* [Exercise prompt]:
Gather the lines from the material that contain "title".

* [Raw data]:
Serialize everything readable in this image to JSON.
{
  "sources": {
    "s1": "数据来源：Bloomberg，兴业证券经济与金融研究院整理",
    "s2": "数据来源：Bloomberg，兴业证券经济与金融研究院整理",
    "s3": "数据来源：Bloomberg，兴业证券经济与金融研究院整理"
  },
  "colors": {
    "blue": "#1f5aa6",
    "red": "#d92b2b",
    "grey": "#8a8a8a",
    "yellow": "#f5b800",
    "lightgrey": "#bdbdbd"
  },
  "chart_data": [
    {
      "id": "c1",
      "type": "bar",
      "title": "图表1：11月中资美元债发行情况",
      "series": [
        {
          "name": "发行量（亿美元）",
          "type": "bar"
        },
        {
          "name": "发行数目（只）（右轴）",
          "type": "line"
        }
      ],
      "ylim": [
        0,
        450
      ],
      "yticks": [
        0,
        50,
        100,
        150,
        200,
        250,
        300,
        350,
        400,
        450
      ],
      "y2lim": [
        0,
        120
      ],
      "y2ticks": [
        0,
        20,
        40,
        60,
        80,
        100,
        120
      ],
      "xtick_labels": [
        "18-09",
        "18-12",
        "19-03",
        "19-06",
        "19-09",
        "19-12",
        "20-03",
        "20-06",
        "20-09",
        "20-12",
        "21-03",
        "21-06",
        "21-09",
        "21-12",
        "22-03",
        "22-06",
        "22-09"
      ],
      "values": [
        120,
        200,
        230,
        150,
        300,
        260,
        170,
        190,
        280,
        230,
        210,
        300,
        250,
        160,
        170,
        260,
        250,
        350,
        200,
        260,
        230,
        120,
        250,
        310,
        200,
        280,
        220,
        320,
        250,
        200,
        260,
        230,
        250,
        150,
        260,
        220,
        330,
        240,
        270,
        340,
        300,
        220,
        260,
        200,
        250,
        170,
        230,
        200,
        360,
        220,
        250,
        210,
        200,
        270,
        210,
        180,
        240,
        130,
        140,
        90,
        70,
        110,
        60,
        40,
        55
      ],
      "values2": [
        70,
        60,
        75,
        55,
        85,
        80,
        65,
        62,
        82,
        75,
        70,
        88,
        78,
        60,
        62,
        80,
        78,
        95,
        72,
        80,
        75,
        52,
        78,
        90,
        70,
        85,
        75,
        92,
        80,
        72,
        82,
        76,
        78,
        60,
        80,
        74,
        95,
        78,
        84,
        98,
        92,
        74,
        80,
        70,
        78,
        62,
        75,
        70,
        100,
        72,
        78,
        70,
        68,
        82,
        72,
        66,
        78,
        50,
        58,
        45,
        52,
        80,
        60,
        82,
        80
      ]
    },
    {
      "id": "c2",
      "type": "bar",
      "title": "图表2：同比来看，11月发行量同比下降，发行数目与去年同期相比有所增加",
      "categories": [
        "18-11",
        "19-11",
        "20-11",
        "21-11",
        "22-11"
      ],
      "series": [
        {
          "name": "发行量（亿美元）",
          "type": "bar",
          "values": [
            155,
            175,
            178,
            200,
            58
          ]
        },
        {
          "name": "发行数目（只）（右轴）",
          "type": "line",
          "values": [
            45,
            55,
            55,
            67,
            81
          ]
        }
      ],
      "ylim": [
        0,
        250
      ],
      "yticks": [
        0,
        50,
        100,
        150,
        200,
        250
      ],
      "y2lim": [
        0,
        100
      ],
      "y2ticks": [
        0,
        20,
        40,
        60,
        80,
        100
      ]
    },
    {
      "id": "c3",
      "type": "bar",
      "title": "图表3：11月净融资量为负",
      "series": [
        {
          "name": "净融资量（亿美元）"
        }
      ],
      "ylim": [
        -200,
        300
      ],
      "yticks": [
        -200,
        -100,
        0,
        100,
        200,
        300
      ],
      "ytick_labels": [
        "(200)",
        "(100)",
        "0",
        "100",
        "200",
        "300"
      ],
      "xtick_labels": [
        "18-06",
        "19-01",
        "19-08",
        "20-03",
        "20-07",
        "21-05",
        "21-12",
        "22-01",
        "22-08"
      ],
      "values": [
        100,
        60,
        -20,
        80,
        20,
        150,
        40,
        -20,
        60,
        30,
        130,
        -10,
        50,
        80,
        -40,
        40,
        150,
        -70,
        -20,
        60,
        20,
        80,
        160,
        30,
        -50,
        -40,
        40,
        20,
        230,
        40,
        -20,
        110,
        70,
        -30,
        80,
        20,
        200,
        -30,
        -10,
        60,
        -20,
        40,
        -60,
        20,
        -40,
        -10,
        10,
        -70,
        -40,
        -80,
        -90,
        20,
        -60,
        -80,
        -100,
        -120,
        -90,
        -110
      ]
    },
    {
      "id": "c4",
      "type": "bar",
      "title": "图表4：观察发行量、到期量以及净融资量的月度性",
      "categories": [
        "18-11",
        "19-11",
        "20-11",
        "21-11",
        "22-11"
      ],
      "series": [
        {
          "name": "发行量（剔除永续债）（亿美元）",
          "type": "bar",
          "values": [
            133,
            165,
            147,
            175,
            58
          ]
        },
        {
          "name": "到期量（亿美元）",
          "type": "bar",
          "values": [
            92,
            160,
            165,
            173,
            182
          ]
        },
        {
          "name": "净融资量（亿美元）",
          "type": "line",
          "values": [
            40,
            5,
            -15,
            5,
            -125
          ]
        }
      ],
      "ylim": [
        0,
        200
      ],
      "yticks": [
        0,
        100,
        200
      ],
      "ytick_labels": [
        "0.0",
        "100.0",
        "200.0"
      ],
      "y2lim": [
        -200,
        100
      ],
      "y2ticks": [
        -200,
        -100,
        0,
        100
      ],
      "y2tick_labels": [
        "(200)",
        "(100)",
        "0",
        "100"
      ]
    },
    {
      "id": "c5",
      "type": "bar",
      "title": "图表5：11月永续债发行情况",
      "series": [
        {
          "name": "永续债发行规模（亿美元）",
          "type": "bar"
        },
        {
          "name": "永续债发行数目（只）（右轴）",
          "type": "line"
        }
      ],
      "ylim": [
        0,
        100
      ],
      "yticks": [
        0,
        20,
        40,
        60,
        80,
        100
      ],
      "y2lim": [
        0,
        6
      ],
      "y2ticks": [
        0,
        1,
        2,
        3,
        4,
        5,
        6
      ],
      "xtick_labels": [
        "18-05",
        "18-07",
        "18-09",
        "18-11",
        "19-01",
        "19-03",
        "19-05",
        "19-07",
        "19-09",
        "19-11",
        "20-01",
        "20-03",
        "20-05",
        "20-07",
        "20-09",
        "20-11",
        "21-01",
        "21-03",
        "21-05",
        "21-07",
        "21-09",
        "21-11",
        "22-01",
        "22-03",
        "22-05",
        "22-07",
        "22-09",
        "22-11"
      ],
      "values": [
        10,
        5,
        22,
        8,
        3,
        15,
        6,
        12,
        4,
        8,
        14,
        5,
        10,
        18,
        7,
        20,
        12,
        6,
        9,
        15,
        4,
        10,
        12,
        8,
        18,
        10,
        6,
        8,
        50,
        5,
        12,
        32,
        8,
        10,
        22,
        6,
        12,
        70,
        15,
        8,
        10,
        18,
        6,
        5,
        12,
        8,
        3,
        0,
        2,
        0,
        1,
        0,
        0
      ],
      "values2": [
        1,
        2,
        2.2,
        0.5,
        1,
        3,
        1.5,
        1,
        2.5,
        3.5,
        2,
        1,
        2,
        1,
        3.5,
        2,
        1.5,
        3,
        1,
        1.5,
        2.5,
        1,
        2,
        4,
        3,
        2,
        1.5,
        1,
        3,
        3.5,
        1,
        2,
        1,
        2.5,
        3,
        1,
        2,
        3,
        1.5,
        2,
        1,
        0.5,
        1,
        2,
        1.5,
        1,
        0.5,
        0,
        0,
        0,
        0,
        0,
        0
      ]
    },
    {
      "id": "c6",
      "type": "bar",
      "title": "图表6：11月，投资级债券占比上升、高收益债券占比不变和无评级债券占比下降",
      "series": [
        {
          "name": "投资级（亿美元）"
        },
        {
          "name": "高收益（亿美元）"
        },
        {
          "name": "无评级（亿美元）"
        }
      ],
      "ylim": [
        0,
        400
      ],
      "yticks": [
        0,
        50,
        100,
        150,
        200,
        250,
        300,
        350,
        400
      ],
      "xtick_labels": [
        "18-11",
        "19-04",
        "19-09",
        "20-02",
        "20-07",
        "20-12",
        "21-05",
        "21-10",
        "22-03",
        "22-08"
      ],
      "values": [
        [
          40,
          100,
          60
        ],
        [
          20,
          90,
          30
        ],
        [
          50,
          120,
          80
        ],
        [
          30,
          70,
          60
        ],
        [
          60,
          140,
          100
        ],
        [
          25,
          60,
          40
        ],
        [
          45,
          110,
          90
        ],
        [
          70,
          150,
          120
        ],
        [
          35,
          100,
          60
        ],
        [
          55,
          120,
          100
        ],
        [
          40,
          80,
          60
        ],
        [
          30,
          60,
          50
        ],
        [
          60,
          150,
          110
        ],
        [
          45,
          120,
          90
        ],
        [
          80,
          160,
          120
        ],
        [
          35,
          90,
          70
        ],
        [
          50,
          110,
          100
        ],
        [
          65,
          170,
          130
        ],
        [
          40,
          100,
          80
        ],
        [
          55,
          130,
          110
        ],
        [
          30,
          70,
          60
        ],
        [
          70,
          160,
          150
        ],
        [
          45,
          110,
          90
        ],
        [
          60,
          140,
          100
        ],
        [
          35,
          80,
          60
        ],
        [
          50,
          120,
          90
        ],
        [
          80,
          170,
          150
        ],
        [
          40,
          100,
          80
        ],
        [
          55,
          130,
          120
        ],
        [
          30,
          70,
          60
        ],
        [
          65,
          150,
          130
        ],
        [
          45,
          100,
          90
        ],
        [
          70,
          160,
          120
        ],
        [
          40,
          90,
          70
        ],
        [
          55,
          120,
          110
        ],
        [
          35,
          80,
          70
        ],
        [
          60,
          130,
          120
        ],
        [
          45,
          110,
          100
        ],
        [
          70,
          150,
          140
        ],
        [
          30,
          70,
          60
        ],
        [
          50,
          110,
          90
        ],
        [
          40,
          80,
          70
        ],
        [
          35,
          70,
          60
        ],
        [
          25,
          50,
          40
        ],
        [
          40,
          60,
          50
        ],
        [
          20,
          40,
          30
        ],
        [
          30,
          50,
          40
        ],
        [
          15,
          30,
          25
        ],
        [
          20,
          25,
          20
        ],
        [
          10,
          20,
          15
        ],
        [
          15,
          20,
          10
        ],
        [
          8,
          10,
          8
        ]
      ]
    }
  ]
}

* [Final result]:
      "title": "图表1：11月中资美元债发行情况",
      "title": "图表2：同比来看，11月发行量同比下降，发行数目与去年同期相比有所增加",
      "title": "图表3：11月净融资量为负",
      "title": "图表4：观察发行量、到期量以及净融资量的月度性",
      "title": "图表5：11月永续债发行情况",
      "title": "图表6：11月，投资级债券占比上升、高收益债券占比不变和无评级债券占比下降",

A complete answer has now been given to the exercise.